→ BRIEF: Go through the listing and write out all of it exactly.

>> BEGIN

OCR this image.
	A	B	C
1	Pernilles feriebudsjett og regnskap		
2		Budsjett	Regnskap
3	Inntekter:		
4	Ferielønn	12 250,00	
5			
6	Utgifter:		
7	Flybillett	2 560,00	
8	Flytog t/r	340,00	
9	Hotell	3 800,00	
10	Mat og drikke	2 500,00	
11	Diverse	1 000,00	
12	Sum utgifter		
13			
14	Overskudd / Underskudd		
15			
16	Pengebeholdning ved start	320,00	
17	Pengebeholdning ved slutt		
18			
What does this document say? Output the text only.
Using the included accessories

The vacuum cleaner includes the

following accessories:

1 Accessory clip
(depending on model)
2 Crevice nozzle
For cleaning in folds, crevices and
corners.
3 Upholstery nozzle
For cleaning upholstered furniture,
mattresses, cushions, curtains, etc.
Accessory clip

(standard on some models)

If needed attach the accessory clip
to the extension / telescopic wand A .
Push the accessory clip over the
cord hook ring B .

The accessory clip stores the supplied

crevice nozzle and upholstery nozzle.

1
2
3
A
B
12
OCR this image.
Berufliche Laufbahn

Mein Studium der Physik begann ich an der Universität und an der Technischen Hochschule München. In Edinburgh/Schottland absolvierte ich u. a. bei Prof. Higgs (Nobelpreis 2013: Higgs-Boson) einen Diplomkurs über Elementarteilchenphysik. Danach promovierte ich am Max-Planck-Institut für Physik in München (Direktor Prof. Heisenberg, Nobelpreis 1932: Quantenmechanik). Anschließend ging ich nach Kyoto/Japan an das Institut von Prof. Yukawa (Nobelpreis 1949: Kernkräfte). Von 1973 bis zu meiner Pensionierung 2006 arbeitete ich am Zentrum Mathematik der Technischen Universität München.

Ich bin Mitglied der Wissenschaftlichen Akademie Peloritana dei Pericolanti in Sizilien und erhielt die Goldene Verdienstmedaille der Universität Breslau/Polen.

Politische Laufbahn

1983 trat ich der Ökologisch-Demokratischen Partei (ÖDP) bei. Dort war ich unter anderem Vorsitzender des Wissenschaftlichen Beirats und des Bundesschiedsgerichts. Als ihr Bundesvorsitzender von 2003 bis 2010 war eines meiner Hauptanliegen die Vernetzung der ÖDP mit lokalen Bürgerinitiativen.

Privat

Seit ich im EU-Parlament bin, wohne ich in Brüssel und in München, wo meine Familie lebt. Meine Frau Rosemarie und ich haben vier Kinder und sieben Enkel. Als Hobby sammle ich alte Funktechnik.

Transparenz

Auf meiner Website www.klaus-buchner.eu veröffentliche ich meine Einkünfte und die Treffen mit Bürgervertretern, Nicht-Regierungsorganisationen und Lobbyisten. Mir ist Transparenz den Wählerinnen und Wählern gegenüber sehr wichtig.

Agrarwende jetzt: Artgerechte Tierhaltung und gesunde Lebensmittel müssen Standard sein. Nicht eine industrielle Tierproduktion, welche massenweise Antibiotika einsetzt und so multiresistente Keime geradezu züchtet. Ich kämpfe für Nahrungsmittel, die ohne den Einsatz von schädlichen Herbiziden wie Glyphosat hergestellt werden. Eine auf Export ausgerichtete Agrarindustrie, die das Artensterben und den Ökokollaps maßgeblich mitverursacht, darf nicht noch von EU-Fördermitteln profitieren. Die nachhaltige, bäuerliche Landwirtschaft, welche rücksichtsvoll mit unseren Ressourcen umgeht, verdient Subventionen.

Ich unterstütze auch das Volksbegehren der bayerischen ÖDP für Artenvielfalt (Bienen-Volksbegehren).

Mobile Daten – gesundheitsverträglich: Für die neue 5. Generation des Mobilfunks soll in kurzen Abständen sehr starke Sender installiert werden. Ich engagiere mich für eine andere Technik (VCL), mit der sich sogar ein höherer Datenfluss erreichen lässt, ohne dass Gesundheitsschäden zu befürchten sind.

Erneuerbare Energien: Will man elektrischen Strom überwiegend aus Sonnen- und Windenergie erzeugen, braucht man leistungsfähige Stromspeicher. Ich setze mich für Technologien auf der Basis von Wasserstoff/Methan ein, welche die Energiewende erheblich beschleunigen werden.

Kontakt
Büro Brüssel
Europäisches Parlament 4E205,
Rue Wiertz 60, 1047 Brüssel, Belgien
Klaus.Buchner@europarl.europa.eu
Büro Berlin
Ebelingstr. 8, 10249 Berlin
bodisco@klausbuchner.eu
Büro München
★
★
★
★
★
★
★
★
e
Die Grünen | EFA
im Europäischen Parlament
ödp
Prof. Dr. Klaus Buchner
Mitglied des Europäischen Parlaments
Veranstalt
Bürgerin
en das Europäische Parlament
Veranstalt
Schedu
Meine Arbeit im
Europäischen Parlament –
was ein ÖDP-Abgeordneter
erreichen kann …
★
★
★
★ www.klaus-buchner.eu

>> END

→ TASK SOLUTION:
OCR this image.
	A	B	C
1	Pernilles feriebudsjett og regnskap		
2		Budsjett	Regnskap
3	Inntekter:		
4	Ferielønn	12 250,00	
5			
6	Utgifter:		
7	Flybillett	2 560,00	
8	Flytog t/r	340,00	
9	Hotell	3 800,00	
10	Mat og drikke	2 500,00	
11	Diverse	1 000,00	
12	Sum utgifter		
13			
14	Overskudd / Underskudd		
15			
16	Pengebeholdning ved start	320,00	
17	Pengebeholdning ved slutt		
18			
What does this document say? Output the text only.
Using the included accessories

The vacuum cleaner includes the

following accessories:

1 Accessory clip
(depending on model)
2 Crevice nozzle
For cleaning in folds, crevices and
corners.
3 Upholstery nozzle
For cleaning upholstered furniture,
mattresses, cushions, curtains, etc.
Accessory clip

(standard on some models)

If needed attach the accessory clip
to the extension / telescopic wand A .
Push the accessory clip over the
cord hook ring B .

The accessory clip stores the supplied

crevice nozzle and upholstery nozzle.

1
2
3
A
B
12
OCR this image.
Berufliche Laufbahn

Mein Studium der Physik begann ich an der Universität und an der Technischen Hochschule München. In Edinburgh/Schottland absolvierte ich u. a. bei Prof. Higgs (Nobelpreis 2013: Higgs-Boson) einen Diplomkurs über Elementarteilchenphysik. Danach promovierte ich am Max-Planck-Institut für Physik in München (Direktor Prof. Heisenberg, Nobelpreis 1932: Quantenmechanik). Anschließend ging ich nach Kyoto/Japan an das Institut von Prof. Yukawa (Nobelpreis 1949: Kernkräfte). Von 1973 bis zu meiner Pensionierung 2006 arbeitete ich am Zentrum Mathematik der Technischen Universität München.

Ich bin Mitglied der Wissenschaftlichen Akademie Peloritana dei Pericolanti in Sizilien und erhielt die Goldene Verdienstmedaille der Universität Breslau/Polen.

Politische Laufbahn

1983 trat ich der Ökologisch-Demokratischen Partei (ÖDP) bei. Dort war ich unter anderem Vorsitzender des Wissenschaftlichen Beirats und des Bundesschiedsgerichts. Als ihr Bundesvorsitzender von 2003 bis 2010 war eines meiner Hauptanliegen die Vernetzung der ÖDP mit lokalen Bürgerinitiativen.

Privat

Seit ich im EU-Parlament bin, wohne ich in Brüssel und in München, wo meine Familie lebt. Meine Frau Rosemarie und ich haben vier Kinder und sieben Enkel. Als Hobby sammle ich alte Funktechnik.

Transparenz

Auf meiner Website www.klaus-buchner.eu veröffentliche ich meine Einkünfte und die Treffen mit Bürgervertretern, Nicht-Regierungsorganisationen und Lobbyisten. Mir ist Transparenz den Wählerinnen und Wählern gegenüber sehr wichtig.

Agrarwende jetzt: Artgerechte Tierhaltung und gesunde Lebensmittel müssen Standard sein. Nicht eine industrielle Tierproduktion, welche massenweise Antibiotika einsetzt und so multiresistente Keime geradezu züchtet. Ich kämpfe für Nahrungsmittel, die ohne den Einsatz von schädlichen Herbiziden wie Glyphosat hergestellt werden. Eine auf Export ausgerichtete Agrarindustrie, die das Artensterben und den Ökokollaps maßgeblich mitverursacht, darf nicht noch von EU-Fördermitteln profitieren. Die nachhaltige, bäuerliche Landwirtschaft, welche rücksichtsvoll mit unseren Ressourcen umgeht, verdient Subventionen.

Ich unterstütze auch das Volksbegehren der bayerischen ÖDP für Artenvielfalt (Bienen-Volksbegehren).

Mobile Daten – gesundheitsverträglich: Für die neue 5. Generation des Mobilfunks soll in kurzen Abständen sehr starke Sender installiert werden. Ich engagiere mich für eine andere Technik (VCL), mit der sich sogar ein höherer Datenfluss erreichen lässt, ohne dass Gesundheitsschäden zu befürchten sind.

Erneuerbare Energien: Will man elektrischen Strom überwiegend aus Sonnen- und Windenergie erzeugen, braucht man leistungsfähige Stromspeicher. Ich setze mich für Technologien auf der Basis von Wasserstoff/Methan ein, welche die Energiewende erheblich beschleunigen werden.

Kontakt
Büro Brüssel
Europäisches Parlament 4E205,
Rue Wiertz 60, 1047 Brüssel, Belgien
Klaus.Buchner@europarl.europa.eu
Büro Berlin
Ebelingstr. 8, 10249 Berlin
bodisco@klausbuchner.eu
Büro München
★
★
★
★
★
★
★
★
e
Die Grünen | EFA
im Europäischen Parlament
ödp
Prof. Dr. Klaus Buchner
Mitglied des Europäischen Parlaments
Veranstalt
Bürgerin
en das Europäische Parlament
Veranstalt
Schedu
Meine Arbeit im
Europäischen Parlament –
was ein ÖDP-Abgeordneter
erreichen kann …
★
★
★
★ www.klaus-buchner.eu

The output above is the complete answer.